• _What to produce_
Exclude the pictures, then copy all remaining records exactly.

• _Input_
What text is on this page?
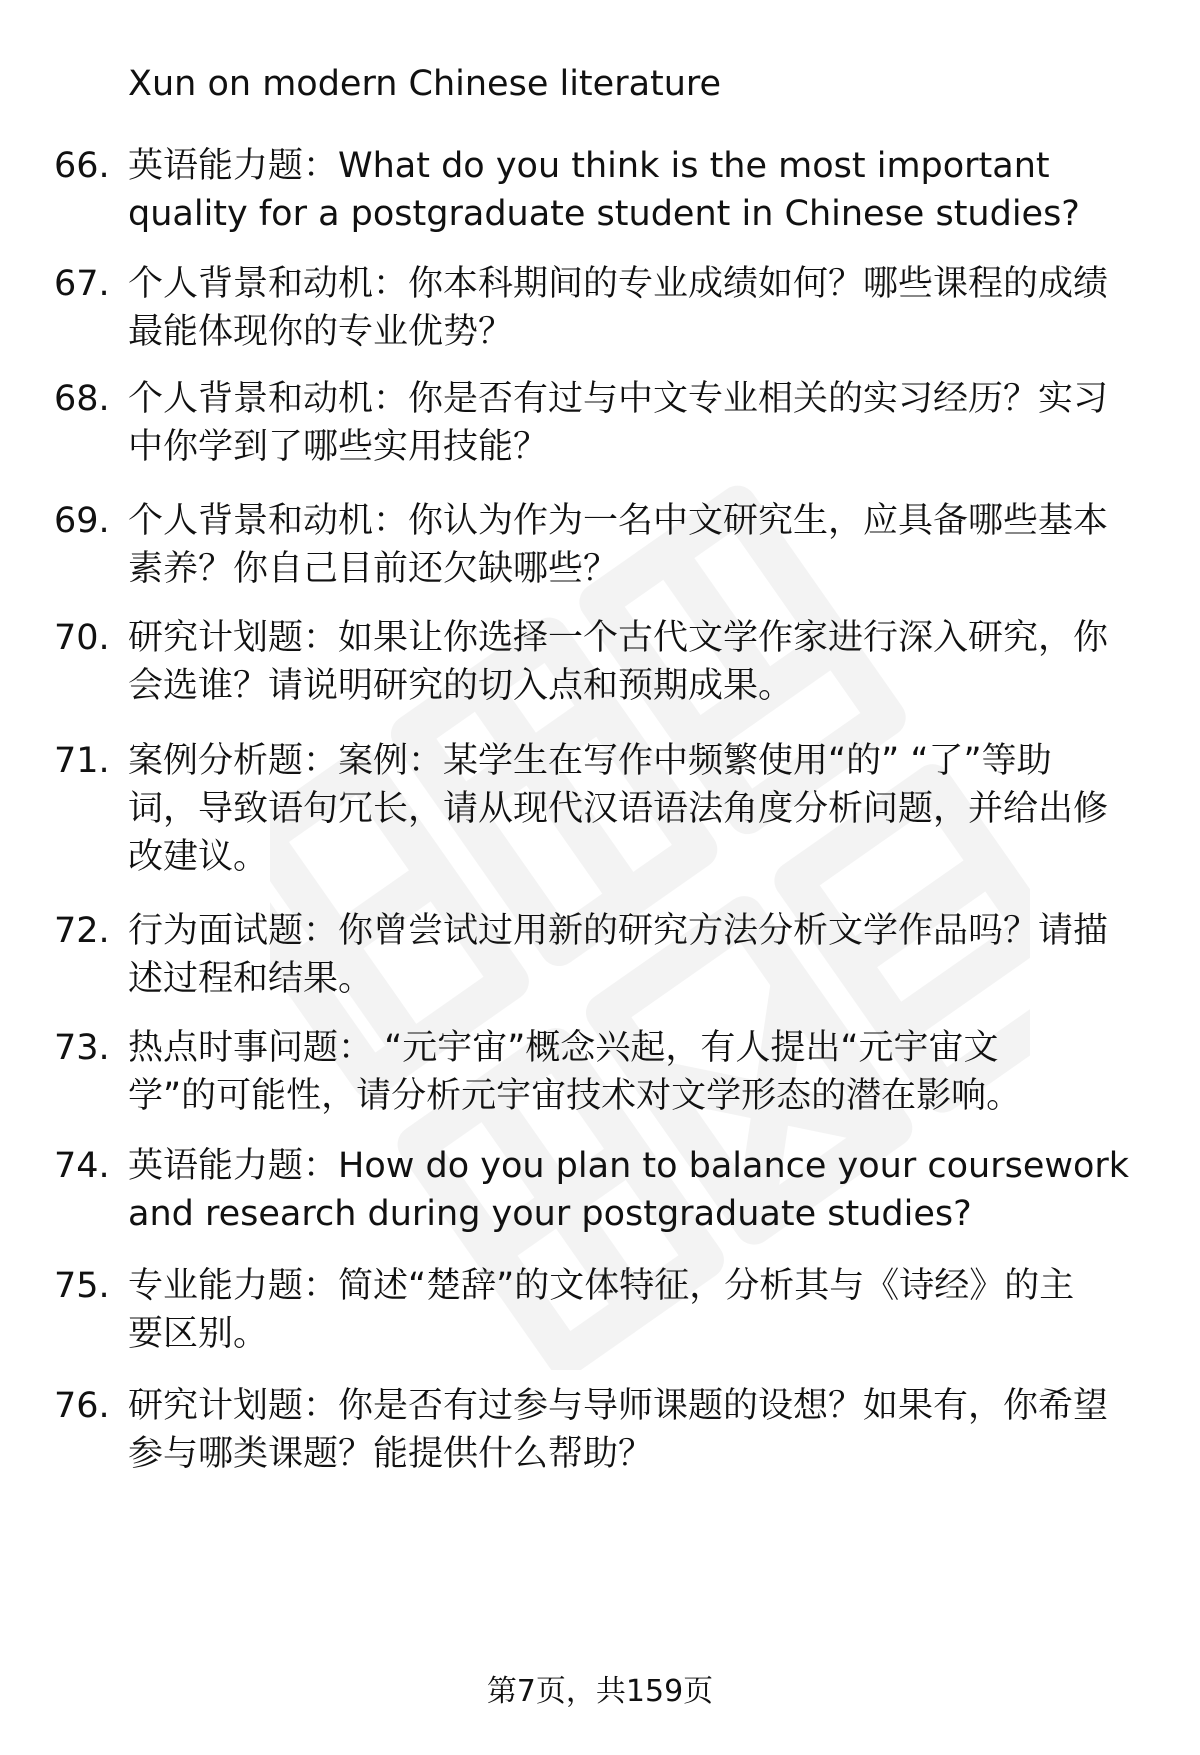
Xun on modern Chinese literature
66. 英语能力题：What do you think is the most important
quality for a postgraduate student in Chinese studies?
67. 个人背景和动机：你本科期间的专业成绩如何？哪些课程的成绩
最能体现你的专业优势？
68. 个人背景和动机：你是否有过与中文专业相关的实习经历？实习
中你学到了哪些实用技能？
69. 个人背景和动机：你认为作为一名中文研究生，应具备哪些基本
素养？你自己目前还欠缺哪些？
70. 研究计划题：如果让你选择一个古代文学作家进行深入研究，你
会选谁？请说明研究的切入点和预期成果。
71. 案例分析题：案例：某学生在写作中频繁使用“的” “了”等助
词，导致语句冗长，请从现代汉语语法角度分析问题，并给出修
改建议。
72. 行为面试题：你曾尝试过用新的研究方法分析文学作品吗？请描
述过程和结果。
73. 热点时事问题： “元宇宙”概念兴起，有人提出“元宇宙文
学”的可能性，请分析元宇宙技术对文学形态的潜在影响。
74. 英语能力题：How do you plan to balance your coursework
and research during your postgraduate studies?
75. 专业能力题：简述“楚辞”的文体特征，分析其与《诗经》的主
要区别。
76. 研究计划题：你是否有过参与导师课题的设想？如果有，你希望
参与哪类课题？能提供什么帮助？
第7页，共159页
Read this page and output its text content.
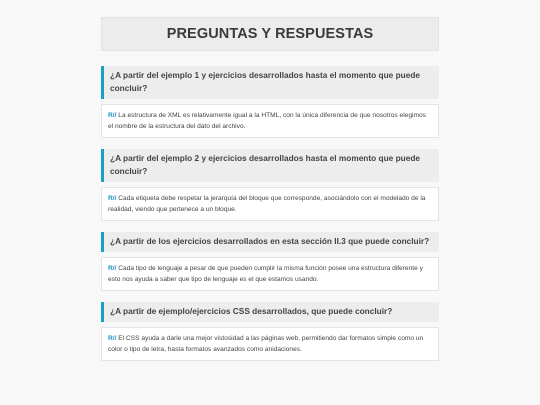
PREGUNTAS Y RESPUESTAS
¿A partir del ejemplo 1 y ejercicios desarrollados hasta el momento que puede concluir?
R// La estructura de XML es relativamente igual a la HTML, con la única diferencia de que nosotros elegimos el nombre de la estructura del dato del archivo.
¿A partir del ejemplo 2 y ejercicios desarrollados hasta el momento que puede concluir?
R// Cada etiqueta debe respetar la jerarquía del bloque que corresponde, asociándolo con el modelado de la realidad, viendo que pertenece a un bloque.
¿A partir de los ejercicios desarrollados en esta sección II.3 que puede concluir?
R// Cada tipo de lenguaje a pesar de que pueden cumplir la misma función posee una estructura diferente y esto nos ayuda a saber que tipo de lenguaje es el que estamos usando.
¿A partir de ejemplo/ejercicios CSS desarrollados, que puede concluir?
R// El CSS ayuda a darle una mejor vistosidad a las páginas web, permitiendo dar formatos simple como un color o tipo de letra, hasta formatos avanzados como anidaciones.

• _Full response_
What text is on this page?
Xun on modern Chinese literature
66. 英语能力题：What do you think is the most important
quality for a postgraduate student in Chinese studies?
67. 个人背景和动机：你本科期间的专业成绩如何？哪些课程的成绩
最能体现你的专业优势？
68. 个人背景和动机：你是否有过与中文专业相关的实习经历？实习
中你学到了哪些实用技能？
69. 个人背景和动机：你认为作为一名中文研究生，应具备哪些基本
素养？你自己目前还欠缺哪些？
70. 研究计划题：如果让你选择一个古代文学作家进行深入研究，你
会选谁？请说明研究的切入点和预期成果。
71. 案例分析题：案例：某学生在写作中频繁使用“的” “了”等助
词，导致语句冗长，请从现代汉语语法角度分析问题，并给出修
改建议。
72. 行为面试题：你曾尝试过用新的研究方法分析文学作品吗？请描
述过程和结果。
73. 热点时事问题： “元宇宙”概念兴起，有人提出“元宇宙文
学”的可能性，请分析元宇宙技术对文学形态的潜在影响。
74. 英语能力题：How do you plan to balance your coursework
and research during your postgraduate studies?
75. 专业能力题：简述“楚辞”的文体特征，分析其与《诗经》的主
要区别。
76. 研究计划题：你是否有过参与导师课题的设想？如果有，你希望
参与哪类课题？能提供什么帮助？
第7页，共159页
Read this page and output its text content.
PREGUNTAS Y RESPUESTAS
¿A partir del ejemplo 1 y ejercicios desarrollados hasta el momento que puede concluir?
R// La estructura de XML es relativamente igual a la HTML, con la única diferencia de que nosotros elegimos el nombre de la estructura del dato del archivo.
¿A partir del ejemplo 2 y ejercicios desarrollados hasta el momento que puede concluir?
R// Cada etiqueta debe respetar la jerarquía del bloque que corresponde, asociándolo con el modelado de la realidad, viendo que pertenece a un bloque.
¿A partir de los ejercicios desarrollados en esta sección II.3 que puede concluir?
R// Cada tipo de lenguaje a pesar de que pueden cumplir la misma función posee una estructura diferente y esto nos ayuda a saber que tipo de lenguaje es el que estamos usando.
¿A partir de ejemplo/ejercicios CSS desarrollados, que puede concluir?
R// El CSS ayuda a darle una mejor vistosidad a las páginas web, permitiendo dar formatos simple como un color o tipo de letra, hasta formatos avanzados como anidaciones.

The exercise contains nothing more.